:: PAGE EXTRACT ::
Universal City, Calif.-based MCA/Universal's release of "Jurassic Park," which is the highest grossing movie of all time with $900 million in worldwide box office sales, produced a free-for-all as retailers among all classes of trade broke the Oct. 4 street date.

The Video Software Dealers Association, Los Angeles, quickly called an emergency meeting on Oct. 14 and formed a task force to make recommendations on the street date concept.

"Adherence to street dates is critical to the orderly marketing of video products," said Jeffrey P. Eves, VSDA's president. Other theatrical movies released in this fourth quarter included MCA/Universal's "The Flintstones," FoxVideo's "Speed" and "Black Beauty" from Warner Home Video.

The momentum created in this fourth-quarter selling period is expected to continue well into 1995, pushing supermarket video revenues to an all-time sales high, passing 1994's projected revenues of $2.65 billion, an 18.8% increase over the previous year, according to SN's third State of the Industry Report.

Disney made other newsworthy headlines in 1994 that could affect the future of supermarket video. Disney's studio chief, Jeffrey Katzenberg, resigned, and formed a new movie studio with two giant entertainment talents, Spielberg and David Geffen.
:::
**TASK DESCRIPTION:**
Reproduce the passage of the article on 1994 video releases that starts with "Universal City, Calif.-based" and goes on through "4 street date.". The lines that follow were taken from a separate source.
:: MATERIAL SHOWN ::
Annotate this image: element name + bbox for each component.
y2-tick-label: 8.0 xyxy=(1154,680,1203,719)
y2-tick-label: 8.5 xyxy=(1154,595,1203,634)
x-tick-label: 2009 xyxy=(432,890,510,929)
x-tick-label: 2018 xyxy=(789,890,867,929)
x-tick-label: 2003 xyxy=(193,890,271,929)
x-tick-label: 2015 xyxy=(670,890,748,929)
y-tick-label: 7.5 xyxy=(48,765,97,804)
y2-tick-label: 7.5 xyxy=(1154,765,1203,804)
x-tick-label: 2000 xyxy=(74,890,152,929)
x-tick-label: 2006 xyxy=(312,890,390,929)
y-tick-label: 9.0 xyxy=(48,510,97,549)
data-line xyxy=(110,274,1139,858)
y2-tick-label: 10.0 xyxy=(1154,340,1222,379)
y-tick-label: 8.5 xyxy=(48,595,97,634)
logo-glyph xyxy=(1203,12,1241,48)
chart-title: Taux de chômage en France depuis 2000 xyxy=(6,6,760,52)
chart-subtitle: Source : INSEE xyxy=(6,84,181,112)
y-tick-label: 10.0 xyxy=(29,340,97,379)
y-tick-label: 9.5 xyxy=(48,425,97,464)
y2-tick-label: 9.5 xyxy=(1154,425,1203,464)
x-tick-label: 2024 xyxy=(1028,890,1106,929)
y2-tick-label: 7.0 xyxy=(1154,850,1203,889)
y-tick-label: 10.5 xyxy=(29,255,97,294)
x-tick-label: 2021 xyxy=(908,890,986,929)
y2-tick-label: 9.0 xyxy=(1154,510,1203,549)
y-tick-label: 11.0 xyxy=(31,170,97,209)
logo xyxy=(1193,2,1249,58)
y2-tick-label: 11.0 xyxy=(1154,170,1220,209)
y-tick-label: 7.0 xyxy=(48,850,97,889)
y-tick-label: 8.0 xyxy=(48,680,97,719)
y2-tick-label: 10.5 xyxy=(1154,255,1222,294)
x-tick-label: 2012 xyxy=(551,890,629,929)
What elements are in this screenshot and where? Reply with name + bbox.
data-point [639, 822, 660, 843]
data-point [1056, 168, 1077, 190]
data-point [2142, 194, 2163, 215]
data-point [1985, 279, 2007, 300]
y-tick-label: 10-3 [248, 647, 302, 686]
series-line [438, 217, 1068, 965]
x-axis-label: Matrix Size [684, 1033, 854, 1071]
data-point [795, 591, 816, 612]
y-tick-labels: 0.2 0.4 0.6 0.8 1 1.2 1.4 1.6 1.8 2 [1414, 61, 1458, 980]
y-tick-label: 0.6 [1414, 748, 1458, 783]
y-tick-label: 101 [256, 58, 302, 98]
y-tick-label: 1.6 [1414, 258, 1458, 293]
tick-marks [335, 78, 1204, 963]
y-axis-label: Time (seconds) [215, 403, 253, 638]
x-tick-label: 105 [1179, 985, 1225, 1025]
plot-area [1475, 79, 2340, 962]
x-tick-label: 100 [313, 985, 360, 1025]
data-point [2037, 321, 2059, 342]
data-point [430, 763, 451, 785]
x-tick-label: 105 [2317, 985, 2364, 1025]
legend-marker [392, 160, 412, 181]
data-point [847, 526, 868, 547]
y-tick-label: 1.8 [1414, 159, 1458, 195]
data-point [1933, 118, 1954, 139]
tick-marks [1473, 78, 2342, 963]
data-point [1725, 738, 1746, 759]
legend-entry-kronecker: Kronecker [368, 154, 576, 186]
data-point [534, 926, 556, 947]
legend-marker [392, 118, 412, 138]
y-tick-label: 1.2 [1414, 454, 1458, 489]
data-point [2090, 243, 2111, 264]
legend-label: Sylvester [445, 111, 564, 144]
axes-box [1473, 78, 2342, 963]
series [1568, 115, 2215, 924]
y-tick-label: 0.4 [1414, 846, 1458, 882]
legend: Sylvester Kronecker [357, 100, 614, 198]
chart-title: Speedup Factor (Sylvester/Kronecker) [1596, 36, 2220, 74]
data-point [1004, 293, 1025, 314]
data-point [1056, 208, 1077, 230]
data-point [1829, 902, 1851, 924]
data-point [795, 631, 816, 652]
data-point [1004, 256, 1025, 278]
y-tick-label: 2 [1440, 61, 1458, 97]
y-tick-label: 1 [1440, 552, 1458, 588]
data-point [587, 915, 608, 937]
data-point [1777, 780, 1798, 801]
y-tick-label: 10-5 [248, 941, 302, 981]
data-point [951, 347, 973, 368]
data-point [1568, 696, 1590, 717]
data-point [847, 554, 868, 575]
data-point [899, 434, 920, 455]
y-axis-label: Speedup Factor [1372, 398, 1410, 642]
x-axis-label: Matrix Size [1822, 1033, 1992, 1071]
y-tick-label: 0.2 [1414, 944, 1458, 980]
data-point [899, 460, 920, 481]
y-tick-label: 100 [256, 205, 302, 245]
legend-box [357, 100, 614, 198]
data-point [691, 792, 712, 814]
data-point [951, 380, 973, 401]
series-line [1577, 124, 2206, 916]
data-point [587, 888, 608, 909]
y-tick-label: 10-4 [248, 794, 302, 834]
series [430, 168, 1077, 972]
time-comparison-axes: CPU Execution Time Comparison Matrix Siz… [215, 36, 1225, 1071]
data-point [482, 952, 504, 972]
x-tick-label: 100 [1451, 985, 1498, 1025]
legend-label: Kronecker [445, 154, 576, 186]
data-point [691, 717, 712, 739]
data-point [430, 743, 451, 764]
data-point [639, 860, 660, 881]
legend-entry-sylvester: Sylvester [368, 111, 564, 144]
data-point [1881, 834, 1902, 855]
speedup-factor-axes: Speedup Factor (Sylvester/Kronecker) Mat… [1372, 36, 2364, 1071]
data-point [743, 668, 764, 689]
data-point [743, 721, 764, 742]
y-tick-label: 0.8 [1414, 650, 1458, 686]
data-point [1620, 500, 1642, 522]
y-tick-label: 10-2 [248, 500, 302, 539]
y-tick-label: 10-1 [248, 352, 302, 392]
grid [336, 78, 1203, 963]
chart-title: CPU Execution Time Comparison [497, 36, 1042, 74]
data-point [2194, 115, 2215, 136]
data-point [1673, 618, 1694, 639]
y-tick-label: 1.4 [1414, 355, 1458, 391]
:::
**ANSWER SPACE:**
Universal City, Calif.-based MCA/Universal's release of "Jurassic Park," which is the highest grossing movie of all time with $900 million in worldwide box office sales, produced a free-for-all as retailers among all classes of trade broke the Oct. 4 street date.